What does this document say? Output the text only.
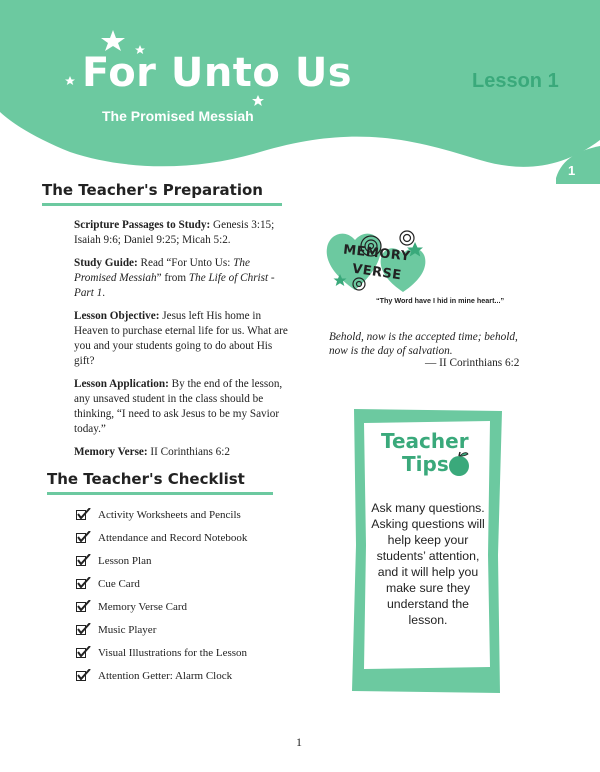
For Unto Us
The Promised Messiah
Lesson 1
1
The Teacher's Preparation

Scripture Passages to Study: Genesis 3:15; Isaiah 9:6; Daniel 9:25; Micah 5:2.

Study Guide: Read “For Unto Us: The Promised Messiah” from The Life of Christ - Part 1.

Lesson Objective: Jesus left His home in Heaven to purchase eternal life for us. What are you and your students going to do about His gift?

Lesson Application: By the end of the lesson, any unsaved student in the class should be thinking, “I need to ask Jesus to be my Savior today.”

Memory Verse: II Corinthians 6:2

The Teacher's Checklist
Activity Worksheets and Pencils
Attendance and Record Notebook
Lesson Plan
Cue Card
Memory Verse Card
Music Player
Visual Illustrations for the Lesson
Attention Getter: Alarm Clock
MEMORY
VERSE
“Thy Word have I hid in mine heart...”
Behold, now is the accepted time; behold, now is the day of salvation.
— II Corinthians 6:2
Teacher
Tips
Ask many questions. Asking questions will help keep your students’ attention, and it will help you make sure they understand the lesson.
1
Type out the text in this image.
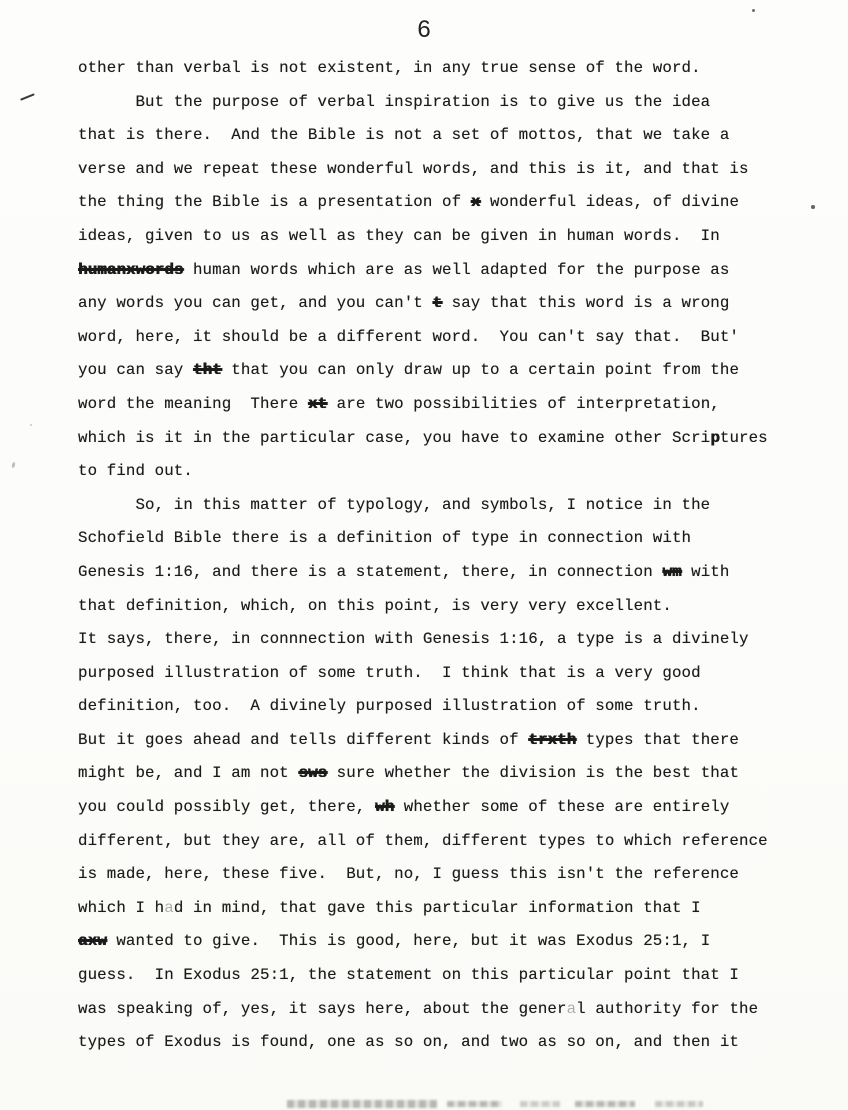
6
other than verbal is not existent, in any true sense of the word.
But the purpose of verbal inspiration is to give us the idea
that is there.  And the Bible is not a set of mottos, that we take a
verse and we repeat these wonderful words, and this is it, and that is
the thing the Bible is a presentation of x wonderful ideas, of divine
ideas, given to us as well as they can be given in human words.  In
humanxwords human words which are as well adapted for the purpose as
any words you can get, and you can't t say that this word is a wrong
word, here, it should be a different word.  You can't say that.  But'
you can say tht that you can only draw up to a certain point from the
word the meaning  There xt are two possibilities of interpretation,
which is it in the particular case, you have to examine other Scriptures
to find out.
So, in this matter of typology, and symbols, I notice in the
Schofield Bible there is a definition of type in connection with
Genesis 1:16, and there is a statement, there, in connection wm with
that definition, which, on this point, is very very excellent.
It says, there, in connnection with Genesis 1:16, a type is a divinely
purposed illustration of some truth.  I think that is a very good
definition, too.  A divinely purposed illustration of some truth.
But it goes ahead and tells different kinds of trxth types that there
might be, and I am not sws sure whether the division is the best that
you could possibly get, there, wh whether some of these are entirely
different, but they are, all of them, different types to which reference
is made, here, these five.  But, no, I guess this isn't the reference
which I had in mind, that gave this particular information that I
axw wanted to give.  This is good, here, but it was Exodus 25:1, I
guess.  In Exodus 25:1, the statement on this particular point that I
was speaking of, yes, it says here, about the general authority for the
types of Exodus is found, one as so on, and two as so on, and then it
★ ★ ★
**Aim of the task**: The expected output is each record, copied exactly, and nothing in place of the pictures.

**Written solution**:
What does this document say? Output the text only.
For Unto Us
The Promised Messiah
Lesson 1
1
The Teacher's Preparation

Scripture Passages to Study: Genesis 3:15; Isaiah 9:6; Daniel 9:25; Micah 5:2.

Study Guide: Read “For Unto Us: The Promised Messiah” from The Life of Christ - Part 1.

Lesson Objective: Jesus left His home in Heaven to purchase eternal life for us. What are you and your students going to do about His gift?

Lesson Application: By the end of the lesson, any unsaved student in the class should be thinking, “I need to ask Jesus to be my Savior today.”

Memory Verse: II Corinthians 6:2

The Teacher's Checklist
Activity Worksheets and Pencils
Attendance and Record Notebook
Lesson Plan
Cue Card
Memory Verse Card
Music Player
Visual Illustrations for the Lesson
Attention Getter: Alarm Clock
MEMORY
VERSE
“Thy Word have I hid in mine heart...”
Behold, now is the accepted time; behold, now is the day of salvation.
— II Corinthians 6:2
Teacher
Tips
Ask many questions. Asking questions will help keep your students’ attention, and it will help you make sure they understand the lesson.
1
Type out the text in this image.
6
other than verbal is not existent, in any true sense of the word.
But the purpose of verbal inspiration is to give us the idea
that is there.  And the Bible is not a set of mottos, that we take a
verse and we repeat these wonderful words, and this is it, and that is
the thing the Bible is a presentation of x wonderful ideas, of divine
ideas, given to us as well as they can be given in human words.  In
humanxwords human words which are as well adapted for the purpose as
any words you can get, and you can't t say that this word is a wrong
word, here, it should be a different word.  You can't say that.  But'
you can say tht that you can only draw up to a certain point from the
word the meaning  There xt are two possibilities of interpretation,
which is it in the particular case, you have to examine other Scriptures
to find out.
So, in this matter of typology, and symbols, I notice in the
Schofield Bible there is a definition of type in connection with
Genesis 1:16, and there is a statement, there, in connection wm with
that definition, which, on this point, is very very excellent.
It says, there, in connnection with Genesis 1:16, a type is a divinely
purposed illustration of some truth.  I think that is a very good
definition, too.  A divinely purposed illustration of some truth.
But it goes ahead and tells different kinds of trxth types that there
might be, and I am not sws sure whether the division is the best that
you could possibly get, there, wh whether some of these are entirely
different, but they are, all of them, different types to which reference
is made, here, these five.  But, no, I guess this isn't the reference
which I had in mind, that gave this particular information that I
axw wanted to give.  This is good, here, but it was Exodus 25:1, I
guess.  In Exodus 25:1, the statement on this particular point that I
was speaking of, yes, it says here, about the general authority for the
types of Exodus is found, one as so on, and two as so on, and then it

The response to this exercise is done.